### GIVEN ENTRIES
◇ ◇ ◇

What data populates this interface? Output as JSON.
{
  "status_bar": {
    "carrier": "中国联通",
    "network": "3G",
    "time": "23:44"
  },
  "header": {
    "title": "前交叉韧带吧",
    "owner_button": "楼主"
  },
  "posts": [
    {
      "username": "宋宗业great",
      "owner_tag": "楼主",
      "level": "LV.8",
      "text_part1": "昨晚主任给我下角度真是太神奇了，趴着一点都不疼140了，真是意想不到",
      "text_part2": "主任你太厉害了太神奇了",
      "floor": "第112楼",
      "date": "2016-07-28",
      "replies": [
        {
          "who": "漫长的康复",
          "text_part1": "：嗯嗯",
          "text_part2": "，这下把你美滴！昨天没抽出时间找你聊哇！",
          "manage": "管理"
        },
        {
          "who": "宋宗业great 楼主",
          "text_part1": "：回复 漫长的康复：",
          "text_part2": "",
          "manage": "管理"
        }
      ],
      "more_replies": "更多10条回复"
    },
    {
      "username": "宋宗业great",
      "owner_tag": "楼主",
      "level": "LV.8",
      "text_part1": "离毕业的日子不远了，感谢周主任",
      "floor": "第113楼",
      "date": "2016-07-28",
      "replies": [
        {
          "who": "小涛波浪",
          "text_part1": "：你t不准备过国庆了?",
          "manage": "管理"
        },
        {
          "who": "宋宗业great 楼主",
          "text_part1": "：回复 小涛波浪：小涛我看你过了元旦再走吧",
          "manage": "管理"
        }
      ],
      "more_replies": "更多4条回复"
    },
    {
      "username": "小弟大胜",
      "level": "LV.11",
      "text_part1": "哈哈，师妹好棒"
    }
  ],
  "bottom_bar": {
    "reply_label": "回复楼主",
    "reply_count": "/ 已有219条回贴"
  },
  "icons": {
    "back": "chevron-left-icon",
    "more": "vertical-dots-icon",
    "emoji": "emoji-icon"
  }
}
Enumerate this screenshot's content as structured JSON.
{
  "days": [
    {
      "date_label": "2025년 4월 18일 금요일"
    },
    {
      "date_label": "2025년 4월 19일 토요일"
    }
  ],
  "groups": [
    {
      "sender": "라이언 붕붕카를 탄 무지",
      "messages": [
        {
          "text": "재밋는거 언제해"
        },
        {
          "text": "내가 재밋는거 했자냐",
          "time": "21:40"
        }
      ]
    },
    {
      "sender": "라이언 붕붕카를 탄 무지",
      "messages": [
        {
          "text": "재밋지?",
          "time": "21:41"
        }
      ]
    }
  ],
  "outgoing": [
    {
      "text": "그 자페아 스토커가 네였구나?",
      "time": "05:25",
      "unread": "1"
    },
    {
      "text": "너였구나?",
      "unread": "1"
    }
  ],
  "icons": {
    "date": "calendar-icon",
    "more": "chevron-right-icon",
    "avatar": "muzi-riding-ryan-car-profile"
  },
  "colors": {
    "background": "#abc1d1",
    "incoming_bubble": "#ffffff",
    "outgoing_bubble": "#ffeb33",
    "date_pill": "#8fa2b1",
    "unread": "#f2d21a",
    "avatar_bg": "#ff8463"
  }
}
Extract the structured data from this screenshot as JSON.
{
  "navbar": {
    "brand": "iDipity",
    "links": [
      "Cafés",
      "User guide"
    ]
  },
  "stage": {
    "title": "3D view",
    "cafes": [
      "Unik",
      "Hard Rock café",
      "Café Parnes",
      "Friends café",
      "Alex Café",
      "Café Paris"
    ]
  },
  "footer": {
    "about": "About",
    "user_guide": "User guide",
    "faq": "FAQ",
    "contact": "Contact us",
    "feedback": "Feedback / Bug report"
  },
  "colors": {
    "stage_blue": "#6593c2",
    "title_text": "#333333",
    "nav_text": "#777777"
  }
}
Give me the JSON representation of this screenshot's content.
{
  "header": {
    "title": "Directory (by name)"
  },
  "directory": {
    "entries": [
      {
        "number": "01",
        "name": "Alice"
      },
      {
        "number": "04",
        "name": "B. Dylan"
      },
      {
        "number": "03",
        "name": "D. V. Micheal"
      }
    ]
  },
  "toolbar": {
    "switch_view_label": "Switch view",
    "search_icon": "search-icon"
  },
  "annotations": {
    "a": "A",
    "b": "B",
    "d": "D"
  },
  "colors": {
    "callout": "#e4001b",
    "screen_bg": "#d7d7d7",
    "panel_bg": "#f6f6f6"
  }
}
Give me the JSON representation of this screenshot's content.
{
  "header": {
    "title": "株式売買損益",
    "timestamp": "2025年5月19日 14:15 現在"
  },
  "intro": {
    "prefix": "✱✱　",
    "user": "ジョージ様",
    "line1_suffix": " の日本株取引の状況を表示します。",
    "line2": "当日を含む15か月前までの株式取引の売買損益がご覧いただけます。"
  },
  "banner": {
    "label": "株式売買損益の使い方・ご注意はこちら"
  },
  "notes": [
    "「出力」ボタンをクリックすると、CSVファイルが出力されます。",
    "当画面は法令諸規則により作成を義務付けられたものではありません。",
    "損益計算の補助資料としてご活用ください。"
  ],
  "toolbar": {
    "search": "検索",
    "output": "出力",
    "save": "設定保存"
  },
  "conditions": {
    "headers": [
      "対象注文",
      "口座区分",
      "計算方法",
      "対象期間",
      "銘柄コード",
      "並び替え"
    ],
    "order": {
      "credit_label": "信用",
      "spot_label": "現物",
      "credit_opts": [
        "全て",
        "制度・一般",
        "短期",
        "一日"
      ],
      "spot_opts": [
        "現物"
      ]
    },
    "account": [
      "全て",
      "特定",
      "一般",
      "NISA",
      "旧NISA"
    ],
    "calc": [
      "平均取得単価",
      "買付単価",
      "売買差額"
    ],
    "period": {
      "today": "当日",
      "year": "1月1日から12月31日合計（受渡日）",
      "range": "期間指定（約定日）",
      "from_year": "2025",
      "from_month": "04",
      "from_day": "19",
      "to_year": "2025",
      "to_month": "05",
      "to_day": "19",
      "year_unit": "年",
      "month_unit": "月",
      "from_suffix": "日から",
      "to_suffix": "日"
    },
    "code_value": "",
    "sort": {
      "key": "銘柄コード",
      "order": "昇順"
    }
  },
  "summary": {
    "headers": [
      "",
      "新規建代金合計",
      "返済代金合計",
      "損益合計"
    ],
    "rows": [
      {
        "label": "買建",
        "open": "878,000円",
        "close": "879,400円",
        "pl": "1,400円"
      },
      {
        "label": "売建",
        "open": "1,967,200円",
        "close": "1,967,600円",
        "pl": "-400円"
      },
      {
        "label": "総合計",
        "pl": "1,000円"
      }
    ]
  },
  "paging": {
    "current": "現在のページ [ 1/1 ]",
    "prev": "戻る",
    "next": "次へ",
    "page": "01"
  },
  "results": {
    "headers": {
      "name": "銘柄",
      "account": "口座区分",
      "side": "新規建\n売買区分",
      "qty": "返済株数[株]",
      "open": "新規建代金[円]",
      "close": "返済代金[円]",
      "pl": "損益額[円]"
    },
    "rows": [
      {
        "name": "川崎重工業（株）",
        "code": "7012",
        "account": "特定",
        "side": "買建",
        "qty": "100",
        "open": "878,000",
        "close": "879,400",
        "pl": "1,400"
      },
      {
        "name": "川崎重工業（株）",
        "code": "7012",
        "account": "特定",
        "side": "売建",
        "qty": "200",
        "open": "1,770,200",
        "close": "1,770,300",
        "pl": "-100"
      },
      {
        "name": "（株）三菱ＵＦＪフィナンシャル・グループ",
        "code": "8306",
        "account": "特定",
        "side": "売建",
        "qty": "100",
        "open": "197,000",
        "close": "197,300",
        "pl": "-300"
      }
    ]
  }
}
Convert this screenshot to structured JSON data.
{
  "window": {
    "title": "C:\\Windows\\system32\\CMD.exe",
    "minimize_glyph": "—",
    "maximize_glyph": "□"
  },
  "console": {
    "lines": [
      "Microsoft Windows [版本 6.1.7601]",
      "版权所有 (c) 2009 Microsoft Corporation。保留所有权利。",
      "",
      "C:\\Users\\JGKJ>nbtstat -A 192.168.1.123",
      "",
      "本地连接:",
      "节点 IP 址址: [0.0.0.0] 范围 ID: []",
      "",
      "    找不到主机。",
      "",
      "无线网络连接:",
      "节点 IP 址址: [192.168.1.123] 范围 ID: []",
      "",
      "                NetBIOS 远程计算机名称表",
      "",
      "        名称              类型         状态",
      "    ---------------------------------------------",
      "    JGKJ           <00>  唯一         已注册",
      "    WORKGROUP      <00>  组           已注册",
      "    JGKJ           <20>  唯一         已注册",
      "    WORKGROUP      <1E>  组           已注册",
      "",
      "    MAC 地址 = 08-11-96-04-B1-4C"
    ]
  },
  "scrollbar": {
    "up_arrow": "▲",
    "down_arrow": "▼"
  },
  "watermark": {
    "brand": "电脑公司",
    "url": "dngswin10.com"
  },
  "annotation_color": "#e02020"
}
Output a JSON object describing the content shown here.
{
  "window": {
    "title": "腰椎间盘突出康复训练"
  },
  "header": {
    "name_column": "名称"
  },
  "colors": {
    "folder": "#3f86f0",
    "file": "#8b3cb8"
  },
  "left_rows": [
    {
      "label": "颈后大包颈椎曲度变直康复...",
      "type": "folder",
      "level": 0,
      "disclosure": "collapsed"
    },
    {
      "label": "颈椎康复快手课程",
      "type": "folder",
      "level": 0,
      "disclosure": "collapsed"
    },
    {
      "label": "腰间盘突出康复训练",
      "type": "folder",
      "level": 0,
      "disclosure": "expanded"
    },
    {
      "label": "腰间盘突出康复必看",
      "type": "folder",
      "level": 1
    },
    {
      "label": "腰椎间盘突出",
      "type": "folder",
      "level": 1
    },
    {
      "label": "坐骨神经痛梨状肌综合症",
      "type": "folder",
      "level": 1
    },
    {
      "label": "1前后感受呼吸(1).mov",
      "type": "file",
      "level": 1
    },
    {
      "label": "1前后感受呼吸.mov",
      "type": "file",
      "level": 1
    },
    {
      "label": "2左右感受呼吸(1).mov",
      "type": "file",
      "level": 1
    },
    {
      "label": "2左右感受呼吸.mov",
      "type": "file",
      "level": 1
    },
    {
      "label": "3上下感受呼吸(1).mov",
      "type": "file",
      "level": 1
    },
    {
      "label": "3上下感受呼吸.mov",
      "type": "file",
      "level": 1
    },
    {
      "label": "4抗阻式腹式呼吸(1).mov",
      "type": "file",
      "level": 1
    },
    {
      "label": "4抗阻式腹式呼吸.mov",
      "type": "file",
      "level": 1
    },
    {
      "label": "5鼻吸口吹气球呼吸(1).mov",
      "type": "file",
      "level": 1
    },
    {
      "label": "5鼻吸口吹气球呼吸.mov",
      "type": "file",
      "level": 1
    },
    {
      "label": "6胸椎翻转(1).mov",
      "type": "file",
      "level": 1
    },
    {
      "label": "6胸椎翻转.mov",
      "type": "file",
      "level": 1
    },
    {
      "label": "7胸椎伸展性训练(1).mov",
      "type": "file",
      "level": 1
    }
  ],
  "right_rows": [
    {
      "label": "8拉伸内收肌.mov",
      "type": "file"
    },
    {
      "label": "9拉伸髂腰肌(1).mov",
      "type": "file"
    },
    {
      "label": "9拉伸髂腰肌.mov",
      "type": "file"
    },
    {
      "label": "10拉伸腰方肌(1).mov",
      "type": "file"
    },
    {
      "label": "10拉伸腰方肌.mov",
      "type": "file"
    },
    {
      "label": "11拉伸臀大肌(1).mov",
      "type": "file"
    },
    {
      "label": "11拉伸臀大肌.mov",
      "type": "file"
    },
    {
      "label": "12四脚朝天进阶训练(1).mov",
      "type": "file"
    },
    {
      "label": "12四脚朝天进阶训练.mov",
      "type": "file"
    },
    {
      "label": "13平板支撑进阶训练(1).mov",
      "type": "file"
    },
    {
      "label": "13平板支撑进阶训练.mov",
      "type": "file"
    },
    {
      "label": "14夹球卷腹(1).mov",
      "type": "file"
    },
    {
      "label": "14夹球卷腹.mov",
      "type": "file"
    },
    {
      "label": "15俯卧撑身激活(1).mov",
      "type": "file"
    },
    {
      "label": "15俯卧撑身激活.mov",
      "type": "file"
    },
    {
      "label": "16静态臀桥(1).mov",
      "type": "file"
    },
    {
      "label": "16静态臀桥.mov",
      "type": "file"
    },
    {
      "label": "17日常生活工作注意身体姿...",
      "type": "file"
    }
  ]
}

◇ ◇ ◇

### TASK BRIEF
Count the lines in the material above where the string "data" appears, then state only that count.

### SOLUTION TO THIS TASK
3